Written request: Reproduce the entries word for word, and omit any picture you find in them.

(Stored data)

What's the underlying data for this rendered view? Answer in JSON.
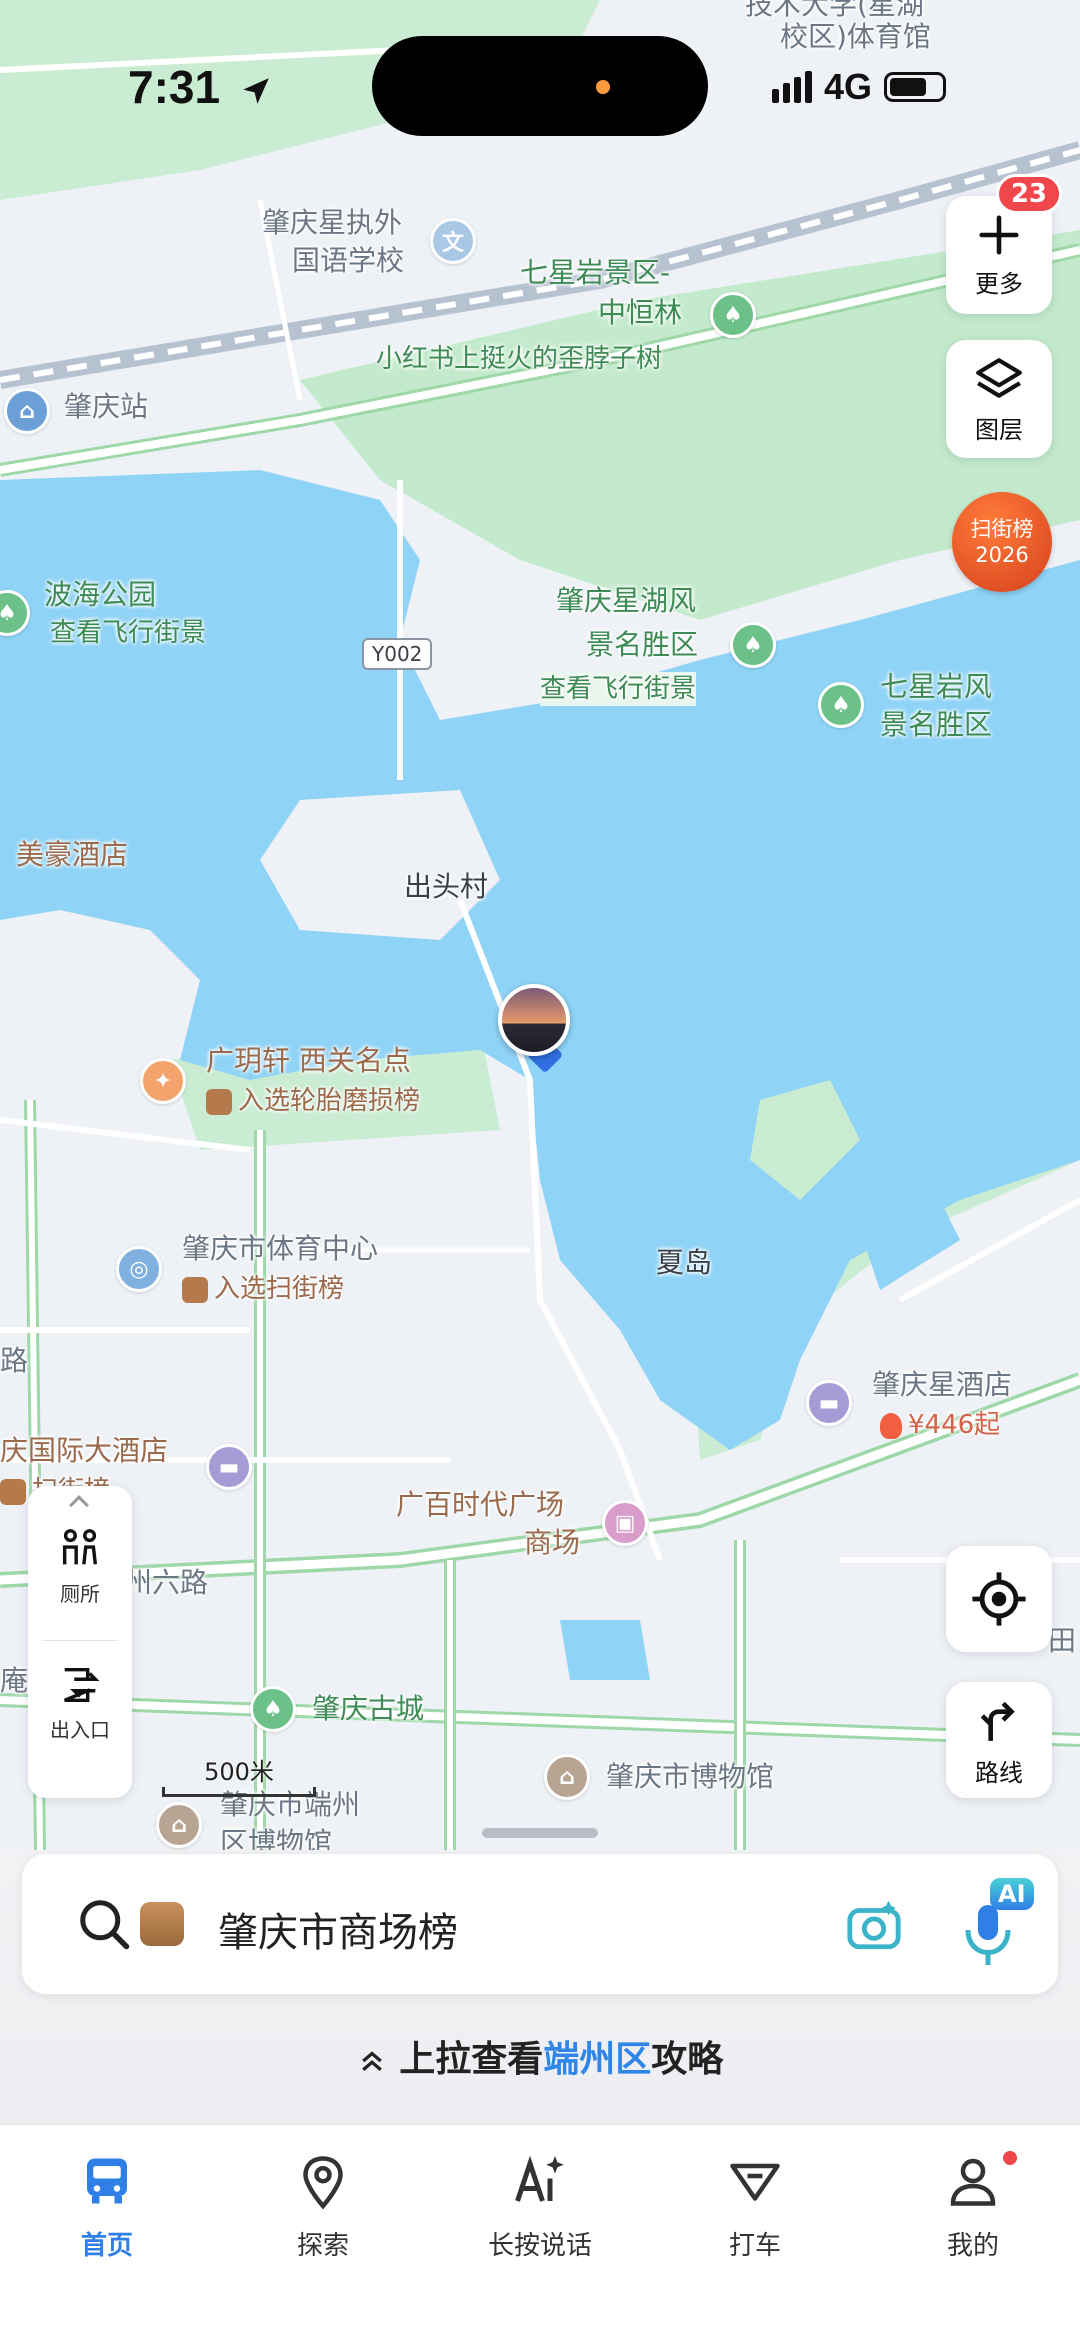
{
  "status": {
    "time": "7:31",
    "network": "4G"
  },
  "map": {
    "top_labels": [
      "技术大学(星湖",
      "校区)体育馆"
    ],
    "school": [
      "肇庆星执外",
      "国语学校"
    ],
    "scenic1": [
      "七星岩景区-",
      "中恒林"
    ],
    "scenic1_tip": "小红书上挺火的歪脖子树",
    "station": "肇庆站",
    "park": "波海公园",
    "park_link": "查看飞行街景",
    "road_tag": "Y002",
    "lake_area": [
      "肇庆星湖风",
      "景名胜区"
    ],
    "lake_link": "查看飞行街景",
    "qixing": [
      "七星岩风",
      "景名胜区"
    ],
    "hotel1": "美豪酒店",
    "village": "出头村",
    "restaurant": "广玥轩 西关名点",
    "restaurant_tag": "入选轮胎磨损榜",
    "stadium": "肇庆市体育中心",
    "stadium_tag": "入选扫街榜",
    "island": "夏岛",
    "hotel2": "肇庆星酒店",
    "hotel2_price": "¥446起",
    "hotel3": "庆国际大酒店",
    "hotel3_tag": "扫街榜",
    "mall": [
      "广百时代广场",
      "商场"
    ],
    "road": "州六路",
    "ancient_city": "肇庆古城",
    "museum": "肇庆市博物馆",
    "district_museum": [
      "肇庆市端州",
      "区博物馆"
    ],
    "edge_left": "路",
    "edge_left2": "庵",
    "edge_right": "田"
  },
  "controls": {
    "more_label": "更多",
    "more_badge": "23",
    "layers_label": "图层",
    "rank_line1": "扫街榜",
    "rank_line2": "2026",
    "toilet_label": "厕所",
    "exit_label": "出入口",
    "route_label": "路线",
    "scale_label": "500米"
  },
  "search": {
    "text": "肇庆市商场榜",
    "ai_label": "AI"
  },
  "pullup": {
    "prefix": "上拉查看",
    "highlight": "端州区",
    "suffix": "攻略"
  },
  "tabs": [
    {
      "label": "首页"
    },
    {
      "label": "探索"
    },
    {
      "label": "长按说话"
    },
    {
      "label": "打车"
    },
    {
      "label": "我的"
    }
  ],
  "colors": {
    "water": "#8fd3f6",
    "green": "#bfe8c8",
    "accent": "#2f7fe6"
  }
}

Solution for this problem:
What's the underlying data for this rendered view? Answer in JSON.
{
  "status": {
    "time": "7:31",
    "network": "4G"
  },
  "map": {
    "top_labels": [
      "技术大学(星湖",
      "校区)体育馆"
    ],
    "school": [
      "肇庆星执外",
      "国语学校"
    ],
    "scenic1": [
      "七星岩景区-",
      "中恒林"
    ],
    "scenic1_tip": "小红书上挺火的歪脖子树",
    "station": "肇庆站",
    "park": "波海公园",
    "park_link": "查看飞行街景",
    "road_tag": "Y002",
    "lake_area": [
      "肇庆星湖风",
      "景名胜区"
    ],
    "lake_link": "查看飞行街景",
    "qixing": [
      "七星岩风",
      "景名胜区"
    ],
    "hotel1": "美豪酒店",
    "village": "出头村",
    "restaurant": "广玥轩 西关名点",
    "restaurant_tag": "入选轮胎磨损榜",
    "stadium": "肇庆市体育中心",
    "stadium_tag": "入选扫街榜",
    "island": "夏岛",
    "hotel2": "肇庆星酒店",
    "hotel2_price": "¥446起",
    "hotel3": "庆国际大酒店",
    "hotel3_tag": "扫街榜",
    "mall": [
      "广百时代广场",
      "商场"
    ],
    "road": "州六路",
    "ancient_city": "肇庆古城",
    "museum": "肇庆市博物馆",
    "district_museum": [
      "肇庆市端州",
      "区博物馆"
    ],
    "edge_left": "路",
    "edge_left2": "庵",
    "edge_right": "田"
  },
  "controls": {
    "more_label": "更多",
    "more_badge": "23",
    "layers_label": "图层",
    "rank_line1": "扫街榜",
    "rank_line2": "2026",
    "toilet_label": "厕所",
    "exit_label": "出入口",
    "route_label": "路线",
    "scale_label": "500米"
  },
  "search": {
    "text": "肇庆市商场榜",
    "ai_label": "AI"
  },
  "pullup": {
    "prefix": "上拉查看",
    "highlight": "端州区",
    "suffix": "攻略"
  },
  "tabs": [
    {
      "label": "首页"
    },
    {
      "label": "探索"
    },
    {
      "label": "长按说话"
    },
    {
      "label": "打车"
    },
    {
      "label": "我的"
    }
  ],
  "colors": {
    "water": "#8fd3f6",
    "green": "#bfe8c8",
    "accent": "#2f7fe6"
  }
}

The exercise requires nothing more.